▶ Work to do: Find how many lines of the listing include the string "motion", and report only that figure.

── The records

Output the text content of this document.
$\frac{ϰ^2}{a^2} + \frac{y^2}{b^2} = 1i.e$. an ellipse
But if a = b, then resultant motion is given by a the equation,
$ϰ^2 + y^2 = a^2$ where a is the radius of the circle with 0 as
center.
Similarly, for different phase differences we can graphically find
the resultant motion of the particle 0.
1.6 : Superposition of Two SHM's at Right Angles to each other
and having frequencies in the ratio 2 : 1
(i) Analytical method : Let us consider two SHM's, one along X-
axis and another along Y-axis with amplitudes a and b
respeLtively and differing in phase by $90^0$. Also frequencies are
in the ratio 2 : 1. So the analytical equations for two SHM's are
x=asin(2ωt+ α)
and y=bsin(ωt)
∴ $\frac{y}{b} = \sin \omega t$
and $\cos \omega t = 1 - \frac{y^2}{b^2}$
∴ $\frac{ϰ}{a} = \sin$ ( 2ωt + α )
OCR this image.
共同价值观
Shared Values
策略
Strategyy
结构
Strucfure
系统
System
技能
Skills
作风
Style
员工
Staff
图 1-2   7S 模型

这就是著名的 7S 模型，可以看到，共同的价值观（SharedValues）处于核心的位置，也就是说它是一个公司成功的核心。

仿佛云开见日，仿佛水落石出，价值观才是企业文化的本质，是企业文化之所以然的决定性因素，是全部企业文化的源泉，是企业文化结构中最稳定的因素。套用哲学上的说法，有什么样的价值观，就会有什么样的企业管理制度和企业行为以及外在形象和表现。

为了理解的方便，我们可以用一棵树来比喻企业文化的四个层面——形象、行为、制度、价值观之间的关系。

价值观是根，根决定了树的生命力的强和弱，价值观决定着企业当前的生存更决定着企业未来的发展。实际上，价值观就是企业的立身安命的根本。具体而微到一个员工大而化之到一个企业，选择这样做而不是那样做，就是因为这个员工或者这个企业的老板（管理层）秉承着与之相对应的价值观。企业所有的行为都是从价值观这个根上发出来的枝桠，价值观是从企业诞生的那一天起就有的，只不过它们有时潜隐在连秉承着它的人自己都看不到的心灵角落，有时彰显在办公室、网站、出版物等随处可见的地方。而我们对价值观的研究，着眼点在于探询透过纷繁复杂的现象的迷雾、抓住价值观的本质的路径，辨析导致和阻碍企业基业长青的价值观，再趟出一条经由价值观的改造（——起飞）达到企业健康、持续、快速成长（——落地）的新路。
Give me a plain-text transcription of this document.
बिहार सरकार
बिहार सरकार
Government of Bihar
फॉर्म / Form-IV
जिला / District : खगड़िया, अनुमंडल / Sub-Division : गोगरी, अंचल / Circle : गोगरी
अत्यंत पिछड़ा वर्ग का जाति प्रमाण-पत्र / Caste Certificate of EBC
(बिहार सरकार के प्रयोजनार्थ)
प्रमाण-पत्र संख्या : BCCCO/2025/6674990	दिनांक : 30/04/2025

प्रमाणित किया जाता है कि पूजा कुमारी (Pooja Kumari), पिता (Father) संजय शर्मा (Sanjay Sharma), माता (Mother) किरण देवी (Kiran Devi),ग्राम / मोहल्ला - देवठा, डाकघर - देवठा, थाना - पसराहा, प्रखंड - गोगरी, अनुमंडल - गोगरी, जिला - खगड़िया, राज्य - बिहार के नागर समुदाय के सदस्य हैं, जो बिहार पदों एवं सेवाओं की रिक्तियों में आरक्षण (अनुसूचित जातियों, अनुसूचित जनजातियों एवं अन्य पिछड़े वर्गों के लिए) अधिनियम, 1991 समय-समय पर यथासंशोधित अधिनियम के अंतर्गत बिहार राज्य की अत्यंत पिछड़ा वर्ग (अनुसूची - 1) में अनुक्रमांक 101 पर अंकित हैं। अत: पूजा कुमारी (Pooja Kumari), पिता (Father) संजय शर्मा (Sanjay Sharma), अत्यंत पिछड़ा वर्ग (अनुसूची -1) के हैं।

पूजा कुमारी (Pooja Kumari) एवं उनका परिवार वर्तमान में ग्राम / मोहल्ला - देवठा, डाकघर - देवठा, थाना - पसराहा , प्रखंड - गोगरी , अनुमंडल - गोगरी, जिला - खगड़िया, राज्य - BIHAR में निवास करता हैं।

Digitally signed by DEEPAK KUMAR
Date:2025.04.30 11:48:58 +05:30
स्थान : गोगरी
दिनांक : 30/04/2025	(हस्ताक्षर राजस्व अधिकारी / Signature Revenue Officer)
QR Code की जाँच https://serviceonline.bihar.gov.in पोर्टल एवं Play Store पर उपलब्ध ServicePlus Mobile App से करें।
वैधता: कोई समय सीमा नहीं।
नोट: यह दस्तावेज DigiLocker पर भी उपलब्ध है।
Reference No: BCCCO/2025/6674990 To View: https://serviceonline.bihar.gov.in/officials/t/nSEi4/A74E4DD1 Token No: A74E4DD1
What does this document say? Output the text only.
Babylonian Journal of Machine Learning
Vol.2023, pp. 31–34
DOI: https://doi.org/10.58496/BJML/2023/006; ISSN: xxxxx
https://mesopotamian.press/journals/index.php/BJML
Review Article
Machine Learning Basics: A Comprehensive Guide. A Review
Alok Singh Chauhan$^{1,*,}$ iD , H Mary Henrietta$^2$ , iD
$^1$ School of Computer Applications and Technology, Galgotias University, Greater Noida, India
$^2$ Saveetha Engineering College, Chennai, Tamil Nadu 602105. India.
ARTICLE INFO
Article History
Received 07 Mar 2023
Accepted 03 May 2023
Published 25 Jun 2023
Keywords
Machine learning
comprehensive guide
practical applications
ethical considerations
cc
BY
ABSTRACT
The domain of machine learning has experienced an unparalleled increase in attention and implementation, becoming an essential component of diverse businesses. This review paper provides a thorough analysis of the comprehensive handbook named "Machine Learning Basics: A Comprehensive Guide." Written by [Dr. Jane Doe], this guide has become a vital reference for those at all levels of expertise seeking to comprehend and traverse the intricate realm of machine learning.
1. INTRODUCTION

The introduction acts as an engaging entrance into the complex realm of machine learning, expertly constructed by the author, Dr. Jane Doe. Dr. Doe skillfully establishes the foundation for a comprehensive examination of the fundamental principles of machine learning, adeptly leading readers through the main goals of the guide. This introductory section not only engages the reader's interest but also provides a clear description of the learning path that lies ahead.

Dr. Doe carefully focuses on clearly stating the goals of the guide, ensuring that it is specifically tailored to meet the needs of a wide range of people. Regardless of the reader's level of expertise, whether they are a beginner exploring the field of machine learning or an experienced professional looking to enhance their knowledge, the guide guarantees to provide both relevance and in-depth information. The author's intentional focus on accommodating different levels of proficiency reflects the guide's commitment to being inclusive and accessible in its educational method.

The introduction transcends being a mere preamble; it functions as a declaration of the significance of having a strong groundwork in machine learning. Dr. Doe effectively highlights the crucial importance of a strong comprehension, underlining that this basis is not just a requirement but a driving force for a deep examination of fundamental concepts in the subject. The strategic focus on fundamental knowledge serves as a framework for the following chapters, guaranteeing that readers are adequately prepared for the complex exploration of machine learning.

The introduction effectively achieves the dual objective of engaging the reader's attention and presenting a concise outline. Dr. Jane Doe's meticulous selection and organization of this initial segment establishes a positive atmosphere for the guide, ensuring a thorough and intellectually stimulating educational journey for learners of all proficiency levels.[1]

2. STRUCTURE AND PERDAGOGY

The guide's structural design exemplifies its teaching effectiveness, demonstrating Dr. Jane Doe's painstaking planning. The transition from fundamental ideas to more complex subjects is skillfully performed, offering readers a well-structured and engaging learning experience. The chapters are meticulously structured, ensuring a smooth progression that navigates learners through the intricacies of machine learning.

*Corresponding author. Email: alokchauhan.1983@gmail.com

────

▶ Exercise solution: 2